Exercise task:
Write out each line in which the string "xlabel" is present.

Information supplied:
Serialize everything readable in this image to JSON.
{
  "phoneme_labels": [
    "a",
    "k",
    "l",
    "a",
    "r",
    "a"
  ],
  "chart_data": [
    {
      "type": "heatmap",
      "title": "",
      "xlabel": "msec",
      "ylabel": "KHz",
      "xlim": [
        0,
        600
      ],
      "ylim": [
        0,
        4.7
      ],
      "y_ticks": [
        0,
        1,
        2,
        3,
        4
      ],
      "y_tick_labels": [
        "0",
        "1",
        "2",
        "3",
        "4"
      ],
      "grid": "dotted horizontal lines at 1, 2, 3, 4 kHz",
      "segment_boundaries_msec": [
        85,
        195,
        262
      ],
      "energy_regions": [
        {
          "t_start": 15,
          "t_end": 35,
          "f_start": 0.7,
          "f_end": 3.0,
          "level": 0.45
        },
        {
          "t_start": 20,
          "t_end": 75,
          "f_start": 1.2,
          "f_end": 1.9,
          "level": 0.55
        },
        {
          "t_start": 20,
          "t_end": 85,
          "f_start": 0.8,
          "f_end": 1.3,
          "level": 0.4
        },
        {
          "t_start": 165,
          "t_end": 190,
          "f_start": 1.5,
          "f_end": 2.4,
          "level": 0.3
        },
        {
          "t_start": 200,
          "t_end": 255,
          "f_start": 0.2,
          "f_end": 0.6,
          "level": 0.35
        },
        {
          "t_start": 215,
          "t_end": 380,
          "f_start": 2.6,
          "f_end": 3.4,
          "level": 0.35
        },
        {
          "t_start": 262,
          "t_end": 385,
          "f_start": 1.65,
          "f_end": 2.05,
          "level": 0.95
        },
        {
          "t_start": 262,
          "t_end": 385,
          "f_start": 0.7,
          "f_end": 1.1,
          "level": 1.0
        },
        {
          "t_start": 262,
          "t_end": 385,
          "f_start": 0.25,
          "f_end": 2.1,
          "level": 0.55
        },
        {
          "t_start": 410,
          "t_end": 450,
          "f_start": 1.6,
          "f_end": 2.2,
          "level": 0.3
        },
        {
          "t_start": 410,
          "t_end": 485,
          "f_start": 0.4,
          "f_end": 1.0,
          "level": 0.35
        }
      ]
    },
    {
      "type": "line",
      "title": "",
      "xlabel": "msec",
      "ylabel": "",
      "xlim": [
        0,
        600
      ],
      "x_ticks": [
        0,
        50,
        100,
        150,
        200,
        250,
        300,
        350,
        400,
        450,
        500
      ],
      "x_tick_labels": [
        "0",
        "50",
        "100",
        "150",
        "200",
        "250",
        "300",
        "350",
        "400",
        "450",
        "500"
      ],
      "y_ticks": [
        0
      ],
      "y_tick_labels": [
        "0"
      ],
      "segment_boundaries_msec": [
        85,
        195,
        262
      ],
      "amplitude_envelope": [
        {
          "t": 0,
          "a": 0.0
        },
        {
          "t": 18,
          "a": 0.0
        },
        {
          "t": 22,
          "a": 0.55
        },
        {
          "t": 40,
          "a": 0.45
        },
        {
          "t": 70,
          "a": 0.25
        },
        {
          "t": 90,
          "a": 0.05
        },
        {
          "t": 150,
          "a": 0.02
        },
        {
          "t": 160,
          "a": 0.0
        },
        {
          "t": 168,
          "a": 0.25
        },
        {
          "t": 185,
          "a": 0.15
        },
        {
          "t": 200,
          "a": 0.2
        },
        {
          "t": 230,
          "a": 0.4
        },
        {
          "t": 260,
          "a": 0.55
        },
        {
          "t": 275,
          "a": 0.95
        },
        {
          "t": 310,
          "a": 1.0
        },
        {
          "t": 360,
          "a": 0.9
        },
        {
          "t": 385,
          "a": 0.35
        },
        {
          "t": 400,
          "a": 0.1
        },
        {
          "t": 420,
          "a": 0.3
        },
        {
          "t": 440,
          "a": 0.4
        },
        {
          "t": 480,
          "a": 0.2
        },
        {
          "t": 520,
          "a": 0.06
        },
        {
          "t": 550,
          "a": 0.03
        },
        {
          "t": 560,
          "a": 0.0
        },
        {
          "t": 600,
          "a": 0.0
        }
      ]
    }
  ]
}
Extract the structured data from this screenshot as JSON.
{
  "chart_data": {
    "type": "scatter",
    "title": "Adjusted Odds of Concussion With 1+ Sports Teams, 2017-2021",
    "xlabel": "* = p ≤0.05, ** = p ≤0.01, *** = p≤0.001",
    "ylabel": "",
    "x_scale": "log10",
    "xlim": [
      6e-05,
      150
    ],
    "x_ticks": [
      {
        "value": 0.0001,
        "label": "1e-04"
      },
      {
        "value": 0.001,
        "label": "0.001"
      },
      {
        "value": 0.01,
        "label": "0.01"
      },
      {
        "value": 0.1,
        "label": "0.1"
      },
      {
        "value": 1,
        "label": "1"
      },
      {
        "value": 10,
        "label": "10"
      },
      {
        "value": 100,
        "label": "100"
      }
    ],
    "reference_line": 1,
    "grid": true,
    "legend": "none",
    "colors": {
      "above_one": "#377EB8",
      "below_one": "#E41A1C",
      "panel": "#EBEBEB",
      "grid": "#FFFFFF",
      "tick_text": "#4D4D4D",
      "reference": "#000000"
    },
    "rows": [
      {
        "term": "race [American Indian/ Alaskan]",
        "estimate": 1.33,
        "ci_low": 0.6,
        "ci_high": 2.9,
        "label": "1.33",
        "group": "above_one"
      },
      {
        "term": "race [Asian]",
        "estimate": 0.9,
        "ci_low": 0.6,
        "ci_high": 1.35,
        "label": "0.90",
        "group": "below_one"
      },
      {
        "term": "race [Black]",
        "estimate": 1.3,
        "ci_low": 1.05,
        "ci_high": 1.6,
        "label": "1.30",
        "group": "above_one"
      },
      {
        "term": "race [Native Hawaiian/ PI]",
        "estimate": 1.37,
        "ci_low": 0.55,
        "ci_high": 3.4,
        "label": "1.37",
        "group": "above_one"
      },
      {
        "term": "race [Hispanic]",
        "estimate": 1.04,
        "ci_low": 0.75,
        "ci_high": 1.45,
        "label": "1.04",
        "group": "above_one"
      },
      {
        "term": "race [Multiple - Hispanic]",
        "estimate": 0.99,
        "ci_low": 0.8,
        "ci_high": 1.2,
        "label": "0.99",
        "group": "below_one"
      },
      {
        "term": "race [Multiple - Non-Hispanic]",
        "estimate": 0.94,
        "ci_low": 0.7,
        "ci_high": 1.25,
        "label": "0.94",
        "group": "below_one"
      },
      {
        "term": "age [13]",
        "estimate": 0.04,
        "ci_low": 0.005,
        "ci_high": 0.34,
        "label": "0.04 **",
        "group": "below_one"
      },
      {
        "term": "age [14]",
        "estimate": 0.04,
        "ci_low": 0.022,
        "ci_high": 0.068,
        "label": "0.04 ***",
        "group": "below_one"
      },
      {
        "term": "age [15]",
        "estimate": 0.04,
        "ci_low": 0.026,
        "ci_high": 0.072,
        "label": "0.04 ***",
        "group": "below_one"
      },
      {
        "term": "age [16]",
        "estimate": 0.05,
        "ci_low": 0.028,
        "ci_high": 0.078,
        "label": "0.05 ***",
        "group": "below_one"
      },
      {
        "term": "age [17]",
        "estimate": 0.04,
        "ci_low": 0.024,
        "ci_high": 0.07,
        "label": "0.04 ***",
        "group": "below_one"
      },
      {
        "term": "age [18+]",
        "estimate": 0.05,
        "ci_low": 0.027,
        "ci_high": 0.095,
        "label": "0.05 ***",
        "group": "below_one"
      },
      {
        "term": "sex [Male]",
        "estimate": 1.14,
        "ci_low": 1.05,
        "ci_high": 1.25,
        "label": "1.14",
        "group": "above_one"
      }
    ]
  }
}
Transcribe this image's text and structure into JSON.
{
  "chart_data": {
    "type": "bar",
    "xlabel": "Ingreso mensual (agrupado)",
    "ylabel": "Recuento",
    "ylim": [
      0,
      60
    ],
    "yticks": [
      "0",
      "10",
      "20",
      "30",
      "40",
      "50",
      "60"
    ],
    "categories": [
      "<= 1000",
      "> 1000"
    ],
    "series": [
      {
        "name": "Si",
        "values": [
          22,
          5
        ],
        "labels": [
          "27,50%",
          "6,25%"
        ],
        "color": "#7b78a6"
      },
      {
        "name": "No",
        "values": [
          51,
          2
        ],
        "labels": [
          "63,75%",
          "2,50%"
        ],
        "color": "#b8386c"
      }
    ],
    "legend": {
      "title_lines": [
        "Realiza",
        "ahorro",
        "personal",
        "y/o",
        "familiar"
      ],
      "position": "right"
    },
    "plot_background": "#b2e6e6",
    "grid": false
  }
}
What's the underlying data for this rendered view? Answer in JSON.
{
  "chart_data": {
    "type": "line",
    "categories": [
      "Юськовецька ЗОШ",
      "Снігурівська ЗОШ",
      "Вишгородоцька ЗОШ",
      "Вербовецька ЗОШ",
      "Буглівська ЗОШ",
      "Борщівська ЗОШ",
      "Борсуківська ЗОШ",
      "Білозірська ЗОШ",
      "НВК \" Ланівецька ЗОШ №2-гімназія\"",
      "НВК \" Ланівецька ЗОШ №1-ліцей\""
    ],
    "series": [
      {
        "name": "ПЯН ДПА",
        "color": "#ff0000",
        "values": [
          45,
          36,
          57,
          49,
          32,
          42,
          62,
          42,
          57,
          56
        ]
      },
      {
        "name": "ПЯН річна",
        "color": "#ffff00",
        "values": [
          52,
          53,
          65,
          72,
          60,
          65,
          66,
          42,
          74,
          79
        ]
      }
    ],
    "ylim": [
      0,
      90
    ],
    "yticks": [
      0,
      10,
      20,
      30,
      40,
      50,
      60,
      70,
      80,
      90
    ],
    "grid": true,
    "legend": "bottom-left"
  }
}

Solution to this exercise:
      "xlabel": "msec",
      "xlabel": "msec",
    "xlabel": "* = p ≤0.05, ** = p ≤0.01, *** = p≤0.001",
    "xlabel": "Ingreso mensual (agrupado)",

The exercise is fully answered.